▶ [Problem description]:
Each of the entries should be retyped precisely as it appears.

▶ [Given data]:
# # # # #

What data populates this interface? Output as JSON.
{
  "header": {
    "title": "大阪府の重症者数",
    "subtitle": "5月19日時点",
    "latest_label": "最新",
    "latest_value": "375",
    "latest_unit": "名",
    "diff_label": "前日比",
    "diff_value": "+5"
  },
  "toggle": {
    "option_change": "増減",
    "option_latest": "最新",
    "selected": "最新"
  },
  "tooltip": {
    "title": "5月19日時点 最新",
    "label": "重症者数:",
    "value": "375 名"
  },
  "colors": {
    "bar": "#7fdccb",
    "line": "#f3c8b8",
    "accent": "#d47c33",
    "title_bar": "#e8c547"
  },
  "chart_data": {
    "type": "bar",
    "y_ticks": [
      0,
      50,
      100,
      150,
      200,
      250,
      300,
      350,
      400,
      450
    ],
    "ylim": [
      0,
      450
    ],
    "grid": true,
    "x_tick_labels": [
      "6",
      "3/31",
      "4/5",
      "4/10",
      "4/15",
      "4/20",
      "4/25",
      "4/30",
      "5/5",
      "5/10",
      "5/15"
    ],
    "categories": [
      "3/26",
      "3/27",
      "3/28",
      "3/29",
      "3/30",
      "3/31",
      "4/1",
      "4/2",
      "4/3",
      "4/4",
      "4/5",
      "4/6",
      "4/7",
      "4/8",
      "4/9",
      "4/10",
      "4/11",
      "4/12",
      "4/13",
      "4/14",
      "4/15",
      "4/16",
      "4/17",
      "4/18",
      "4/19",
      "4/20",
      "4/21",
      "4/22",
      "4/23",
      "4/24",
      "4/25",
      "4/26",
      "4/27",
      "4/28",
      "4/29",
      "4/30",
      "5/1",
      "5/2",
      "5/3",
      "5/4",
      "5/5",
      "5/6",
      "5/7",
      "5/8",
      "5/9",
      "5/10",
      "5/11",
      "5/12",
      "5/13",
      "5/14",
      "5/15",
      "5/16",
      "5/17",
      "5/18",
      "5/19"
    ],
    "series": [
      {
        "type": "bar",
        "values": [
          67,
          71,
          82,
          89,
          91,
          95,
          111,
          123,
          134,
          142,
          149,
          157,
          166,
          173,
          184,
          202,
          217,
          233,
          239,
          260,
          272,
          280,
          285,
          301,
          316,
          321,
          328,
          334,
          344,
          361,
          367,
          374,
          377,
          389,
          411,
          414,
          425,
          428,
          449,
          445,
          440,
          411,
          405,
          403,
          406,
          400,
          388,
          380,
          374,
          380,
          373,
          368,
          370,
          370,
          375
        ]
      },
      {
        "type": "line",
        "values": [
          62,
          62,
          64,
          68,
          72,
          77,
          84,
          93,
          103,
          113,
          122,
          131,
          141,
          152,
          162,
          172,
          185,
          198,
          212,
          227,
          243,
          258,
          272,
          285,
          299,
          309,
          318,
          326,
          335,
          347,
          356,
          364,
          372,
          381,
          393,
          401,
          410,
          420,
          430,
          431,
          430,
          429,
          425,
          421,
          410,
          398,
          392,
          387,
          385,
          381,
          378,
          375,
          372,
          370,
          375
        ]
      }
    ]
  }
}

# # # # #

▶ [Written solution]:
What data populates this interface? Output as JSON.
{
  "header": {
    "title": "大阪府の重症者数",
    "subtitle": "5月19日時点",
    "latest_label": "最新",
    "latest_value": "375",
    "latest_unit": "名",
    "diff_label": "前日比",
    "diff_value": "+5"
  },
  "toggle": {
    "option_change": "増減",
    "option_latest": "最新",
    "selected": "最新"
  },
  "tooltip": {
    "title": "5月19日時点 最新",
    "label": "重症者数:",
    "value": "375 名"
  },
  "colors": {
    "bar": "#7fdccb",
    "line": "#f3c8b8",
    "accent": "#d47c33",
    "title_bar": "#e8c547"
  },
  "chart_data": {
    "type": "bar",
    "y_ticks": [
      0,
      50,
      100,
      150,
      200,
      250,
      300,
      350,
      400,
      450
    ],
    "ylim": [
      0,
      450
    ],
    "grid": true,
    "x_tick_labels": [
      "6",
      "3/31",
      "4/5",
      "4/10",
      "4/15",
      "4/20",
      "4/25",
      "4/30",
      "5/5",
      "5/10",
      "5/15"
    ],
    "categories": [
      "3/26",
      "3/27",
      "3/28",
      "3/29",
      "3/30",
      "3/31",
      "4/1",
      "4/2",
      "4/3",
      "4/4",
      "4/5",
      "4/6",
      "4/7",
      "4/8",
      "4/9",
      "4/10",
      "4/11",
      "4/12",
      "4/13",
      "4/14",
      "4/15",
      "4/16",
      "4/17",
      "4/18",
      "4/19",
      "4/20",
      "4/21",
      "4/22",
      "4/23",
      "4/24",
      "4/25",
      "4/26",
      "4/27",
      "4/28",
      "4/29",
      "4/30",
      "5/1",
      "5/2",
      "5/3",
      "5/4",
      "5/5",
      "5/6",
      "5/7",
      "5/8",
      "5/9",
      "5/10",
      "5/11",
      "5/12",
      "5/13",
      "5/14",
      "5/15",
      "5/16",
      "5/17",
      "5/18",
      "5/19"
    ],
    "series": [
      {
        "type": "bar",
        "values": [
          67,
          71,
          82,
          89,
          91,
          95,
          111,
          123,
          134,
          142,
          149,
          157,
          166,
          173,
          184,
          202,
          217,
          233,
          239,
          260,
          272,
          280,
          285,
          301,
          316,
          321,
          328,
          334,
          344,
          361,
          367,
          374,
          377,
          389,
          411,
          414,
          425,
          428,
          449,
          445,
          440,
          411,
          405,
          403,
          406,
          400,
          388,
          380,
          374,
          380,
          373,
          368,
          370,
          370,
          375
        ]
      },
      {
        "type": "line",
        "values": [
          62,
          62,
          64,
          68,
          72,
          77,
          84,
          93,
          103,
          113,
          122,
          131,
          141,
          152,
          162,
          172,
          185,
          198,
          212,
          227,
          243,
          258,
          272,
          285,
          299,
          309,
          318,
          326,
          335,
          347,
          356,
          364,
          372,
          381,
          393,
          401,
          410,
          420,
          430,
          431,
          430,
          429,
          425,
          421,
          410,
          398,
          392,
          387,
          385,
          381,
          378,
          375,
          372,
          370,
          375
        ]
      }
    ]
  }
}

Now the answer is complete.